→ DIRECTIONS FOR THIS TASK
Can you write out the items below word for word, starting with the very first line and ending with the line that contains "53, 1268, 64]", both included?

→ EXERCISE MATERIALS
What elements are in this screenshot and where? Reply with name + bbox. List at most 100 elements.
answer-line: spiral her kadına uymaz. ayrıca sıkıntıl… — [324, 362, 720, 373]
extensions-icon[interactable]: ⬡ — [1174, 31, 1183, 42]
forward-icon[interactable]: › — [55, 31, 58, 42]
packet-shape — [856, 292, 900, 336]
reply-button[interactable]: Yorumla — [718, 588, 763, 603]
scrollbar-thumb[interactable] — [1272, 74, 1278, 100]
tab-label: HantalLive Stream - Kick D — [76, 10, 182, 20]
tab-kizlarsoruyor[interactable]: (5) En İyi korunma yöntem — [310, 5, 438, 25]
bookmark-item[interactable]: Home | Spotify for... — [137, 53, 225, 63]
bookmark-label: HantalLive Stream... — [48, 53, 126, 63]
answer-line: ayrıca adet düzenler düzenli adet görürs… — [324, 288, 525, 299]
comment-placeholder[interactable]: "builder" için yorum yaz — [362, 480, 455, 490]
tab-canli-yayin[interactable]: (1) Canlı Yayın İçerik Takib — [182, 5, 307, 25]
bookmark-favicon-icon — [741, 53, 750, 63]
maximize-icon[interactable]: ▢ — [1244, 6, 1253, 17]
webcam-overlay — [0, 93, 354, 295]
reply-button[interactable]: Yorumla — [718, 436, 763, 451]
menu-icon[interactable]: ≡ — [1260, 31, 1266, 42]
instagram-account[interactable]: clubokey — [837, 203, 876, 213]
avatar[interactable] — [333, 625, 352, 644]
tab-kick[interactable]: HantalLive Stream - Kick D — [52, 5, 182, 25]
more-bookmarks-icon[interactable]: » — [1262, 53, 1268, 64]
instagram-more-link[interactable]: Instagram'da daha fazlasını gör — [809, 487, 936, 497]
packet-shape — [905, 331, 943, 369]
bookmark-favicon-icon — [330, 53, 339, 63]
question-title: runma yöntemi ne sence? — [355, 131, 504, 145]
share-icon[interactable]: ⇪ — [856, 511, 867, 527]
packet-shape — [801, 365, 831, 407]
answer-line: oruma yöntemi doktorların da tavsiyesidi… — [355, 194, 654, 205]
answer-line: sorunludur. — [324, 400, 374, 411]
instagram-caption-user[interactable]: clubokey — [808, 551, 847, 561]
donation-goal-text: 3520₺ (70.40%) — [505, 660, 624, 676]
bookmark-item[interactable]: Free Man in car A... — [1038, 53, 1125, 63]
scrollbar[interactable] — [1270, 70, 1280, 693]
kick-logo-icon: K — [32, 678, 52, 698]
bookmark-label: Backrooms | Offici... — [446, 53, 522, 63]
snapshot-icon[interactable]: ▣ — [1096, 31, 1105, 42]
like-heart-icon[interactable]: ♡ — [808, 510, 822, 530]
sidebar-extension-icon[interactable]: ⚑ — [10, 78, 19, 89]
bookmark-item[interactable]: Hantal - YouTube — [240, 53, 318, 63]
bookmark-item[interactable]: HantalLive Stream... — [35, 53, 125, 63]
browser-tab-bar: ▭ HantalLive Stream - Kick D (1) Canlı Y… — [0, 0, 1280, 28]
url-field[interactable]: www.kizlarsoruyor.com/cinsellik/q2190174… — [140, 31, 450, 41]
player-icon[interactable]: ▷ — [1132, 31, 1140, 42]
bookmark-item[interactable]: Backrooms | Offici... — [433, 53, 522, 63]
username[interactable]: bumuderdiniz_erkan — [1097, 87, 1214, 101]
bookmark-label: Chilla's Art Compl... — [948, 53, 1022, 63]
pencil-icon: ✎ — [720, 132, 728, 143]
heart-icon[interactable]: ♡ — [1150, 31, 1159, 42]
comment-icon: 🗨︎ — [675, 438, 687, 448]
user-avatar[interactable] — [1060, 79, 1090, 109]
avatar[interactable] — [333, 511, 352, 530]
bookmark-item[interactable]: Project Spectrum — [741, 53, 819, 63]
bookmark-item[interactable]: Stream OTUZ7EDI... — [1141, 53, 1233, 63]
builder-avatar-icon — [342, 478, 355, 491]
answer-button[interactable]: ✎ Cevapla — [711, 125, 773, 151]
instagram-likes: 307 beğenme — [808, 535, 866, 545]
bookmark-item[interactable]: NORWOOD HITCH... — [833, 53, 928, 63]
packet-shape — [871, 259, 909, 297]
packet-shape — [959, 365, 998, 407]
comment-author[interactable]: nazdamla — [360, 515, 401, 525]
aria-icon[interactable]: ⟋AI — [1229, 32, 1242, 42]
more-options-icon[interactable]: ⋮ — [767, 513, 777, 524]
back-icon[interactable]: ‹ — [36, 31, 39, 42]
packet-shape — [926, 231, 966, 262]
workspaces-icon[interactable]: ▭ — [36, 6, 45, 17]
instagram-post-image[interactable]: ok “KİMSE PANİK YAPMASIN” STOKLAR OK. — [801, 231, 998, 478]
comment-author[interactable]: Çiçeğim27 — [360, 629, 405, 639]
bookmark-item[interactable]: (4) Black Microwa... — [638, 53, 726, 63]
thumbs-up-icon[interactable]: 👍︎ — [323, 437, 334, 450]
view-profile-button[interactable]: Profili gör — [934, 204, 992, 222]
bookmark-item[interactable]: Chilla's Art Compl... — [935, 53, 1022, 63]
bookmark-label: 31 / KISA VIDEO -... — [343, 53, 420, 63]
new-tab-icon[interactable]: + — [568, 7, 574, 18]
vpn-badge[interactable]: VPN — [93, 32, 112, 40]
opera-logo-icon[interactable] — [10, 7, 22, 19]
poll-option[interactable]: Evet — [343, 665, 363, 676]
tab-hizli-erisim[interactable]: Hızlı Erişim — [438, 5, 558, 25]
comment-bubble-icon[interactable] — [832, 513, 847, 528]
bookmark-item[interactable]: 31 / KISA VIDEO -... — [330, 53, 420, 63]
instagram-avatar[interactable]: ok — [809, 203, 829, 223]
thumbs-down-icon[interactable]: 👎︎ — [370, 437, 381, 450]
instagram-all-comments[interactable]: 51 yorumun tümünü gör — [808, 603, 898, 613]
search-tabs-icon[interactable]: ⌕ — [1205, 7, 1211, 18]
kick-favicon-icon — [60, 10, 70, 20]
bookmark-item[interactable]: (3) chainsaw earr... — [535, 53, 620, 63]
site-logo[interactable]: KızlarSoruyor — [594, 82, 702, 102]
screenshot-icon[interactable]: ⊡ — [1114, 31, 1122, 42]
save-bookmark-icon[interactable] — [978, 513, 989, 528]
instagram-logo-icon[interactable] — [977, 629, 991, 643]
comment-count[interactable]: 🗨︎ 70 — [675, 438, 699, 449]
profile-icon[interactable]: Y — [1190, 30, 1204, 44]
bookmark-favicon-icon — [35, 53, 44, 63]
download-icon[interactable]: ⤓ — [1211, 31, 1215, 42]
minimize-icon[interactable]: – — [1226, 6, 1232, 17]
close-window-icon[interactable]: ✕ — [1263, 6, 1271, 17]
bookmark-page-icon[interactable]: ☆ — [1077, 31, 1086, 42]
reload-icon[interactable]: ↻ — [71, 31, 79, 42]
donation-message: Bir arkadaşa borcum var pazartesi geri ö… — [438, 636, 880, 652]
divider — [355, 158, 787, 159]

→ OUTPUT FOR THIS TASK
What elements are in this screenshot and where? Reply with name + bbox. List at most 100 elements.
answer-line: spiral her kadına uymaz. ayrıca sıkıntıl… — [324, 362, 720, 373]
extensions-icon[interactable]: ⬡ — [1174, 31, 1183, 42]
forward-icon[interactable]: › — [55, 31, 58, 42]
packet-shape — [856, 292, 900, 336]
reply-button[interactable]: Yorumla — [718, 588, 763, 603]
scrollbar-thumb[interactable] — [1272, 74, 1278, 100]
tab-label: HantalLive Stream - Kick D — [76, 10, 182, 20]
tab-kizlarsoruyor[interactable]: (5) En İyi korunma yöntem — [310, 5, 438, 25]
bookmark-item[interactable]: Home | Spotify for... — [137, 53, 225, 63]
bookmark-label: HantalLive Stream... — [48, 53, 126, 63]
answer-line: ayrıca adet düzenler düzenli adet görürs… — [324, 288, 525, 299]
comment-placeholder[interactable]: "builder" için yorum yaz — [362, 480, 455, 490]
tab-canli-yayin[interactable]: (1) Canlı Yayın İçerik Takib — [182, 5, 307, 25]
bookmark-favicon-icon — [741, 53, 750, 63]
maximize-icon[interactable]: ▢ — [1244, 6, 1253, 17]
webcam-overlay — [0, 93, 354, 295]
reply-button[interactable]: Yorumla — [718, 436, 763, 451]
menu-icon[interactable]: ≡ — [1260, 31, 1266, 42]
instagram-account[interactable]: clubokey — [837, 203, 876, 213]
avatar[interactable] — [333, 625, 352, 644]
tab-kick[interactable]: HantalLive Stream - Kick D — [52, 5, 182, 25]
more-bookmarks-icon[interactable]: » — [1262, 53, 1268, 64]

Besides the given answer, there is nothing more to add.